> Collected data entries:
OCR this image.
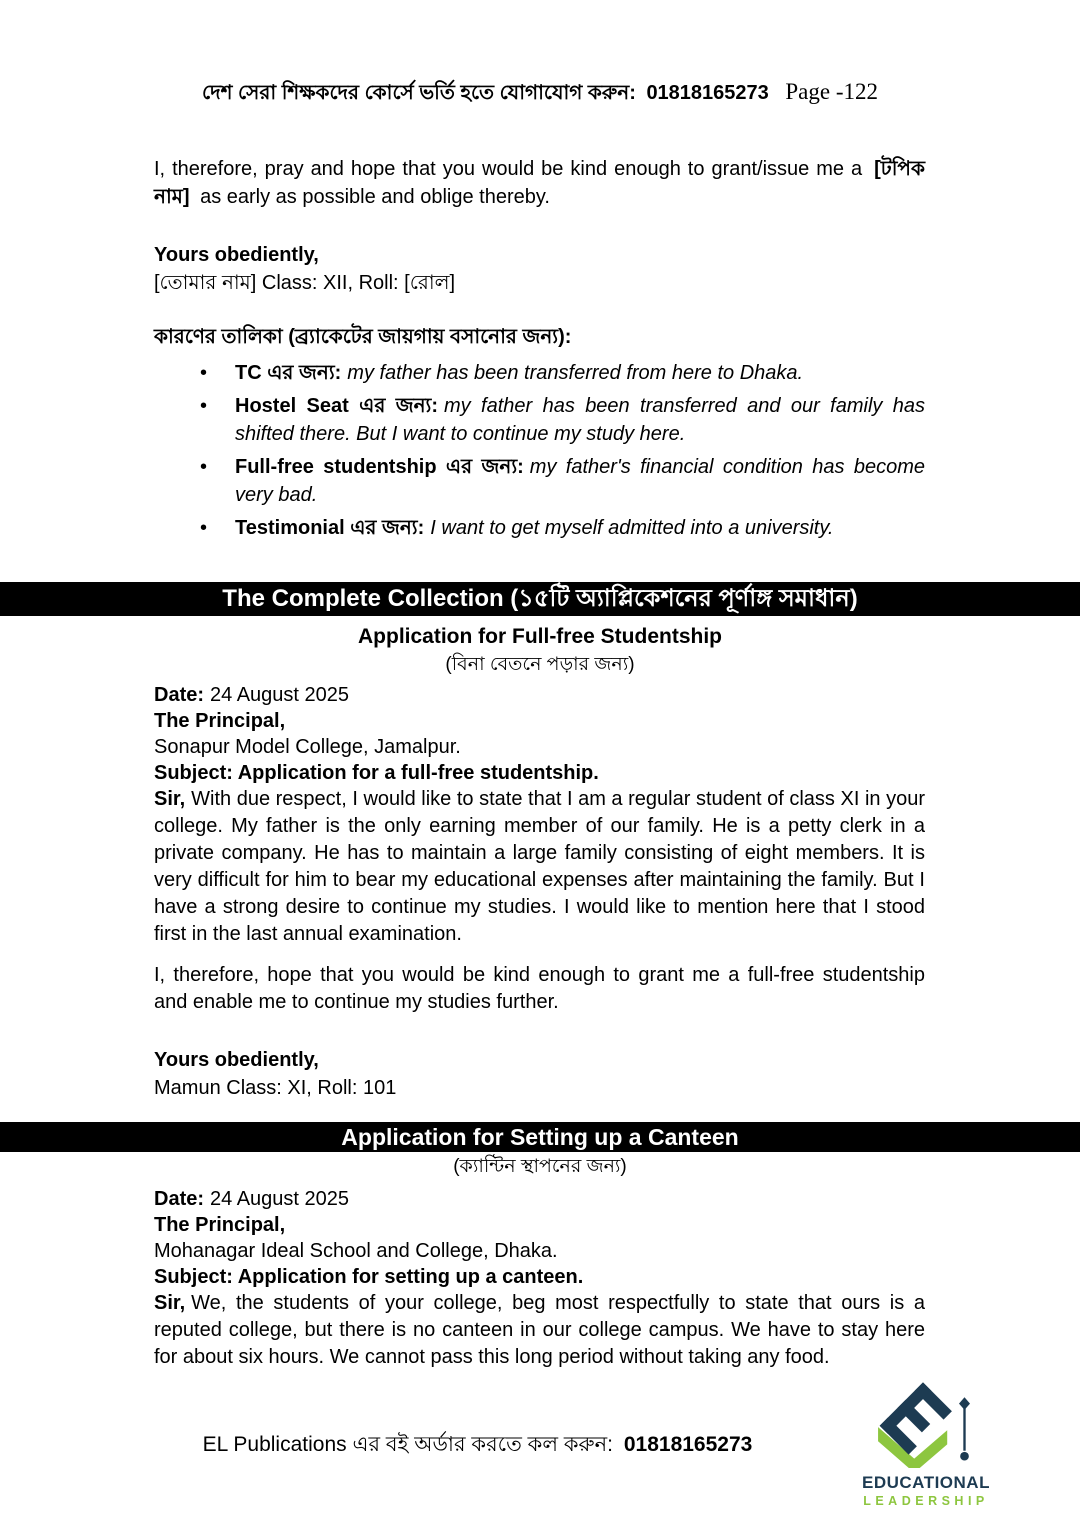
দেশ সেরা শিক্ষকদের কোর্সে ভর্তি হতে যোগাযোগ করুন: 01818165273 Page -122
I, therefore, pray and hope that you would be kind enough to grant/issue me a [টপিক নাম] as early as possible and oblige thereby.
Yours obediently,
[তোমার নাম] Class: XII, Roll: [রোল]
কারণের তালিকা (ব্র্যাকেটের জায়গায় বসানোর জন্য):
•	TC এর জন্য: my father has been transferred from here to Dhaka.
•	Hostel Seat এর জন্য: my father has been transferred and our family has shifted there. But I want to continue my study here.
•	Full-free studentship এর জন্য: my father's financial condition has become very bad.
•	Testimonial এর জন্য: I want to get myself admitted into a university.
The Complete Collection (১৫টি অ্যাপ্লিকেশনের পূর্ণাঙ্গ সমাধান)
Application for Full-free Studentship
(বিনা বেতনে পড়ার জন্য)
Date: 24 August 2025
The Principal,
Sonapur Model College, Jamalpur.
Subject: Application for a full-free studentship.
Sir, With due respect, I would like to state that I am a regular student of class XI in your college. My father is the only earning member of our family. He is a petty clerk in a private company. He has to maintain a large family consisting of eight members. It is very difficult for him to bear my educational expenses after maintaining the family. But I have a strong desire to continue my studies. I would like to mention here that I stood first in the last annual examination.
I, therefore, hope that you would be kind enough to grant me a full-free studentship and enable me to continue my studies further.
Yours obediently,
Mamun Class: XI, Roll: 101
Application for Setting up a Canteen
(ক্যান্টিন স্থাপনের জন্য)
Date: 24 August 2025
The Principal,
Mohanagar Ideal School and College, Dhaka.
Subject: Application for setting up a canteen.
Sir, We, the students of your college, beg most respectfully to state that ours is a reputed college, but there is no canteen in our college campus. We have to stay here for about six hours. We cannot pass this long period without taking any food.
EL Publications এর বই অর্ডার করতে কল করুন: 01818165273
EDUCATIONAL
LEADERSHIP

> STATED GOAL: Return only those lines of the records that contain the string "Dhaka".

> TASK ANSWER:
•	TC এর জন্য: my father has been transferred from here to Dhaka.
Mohanagar Ideal School and College, Dhaka.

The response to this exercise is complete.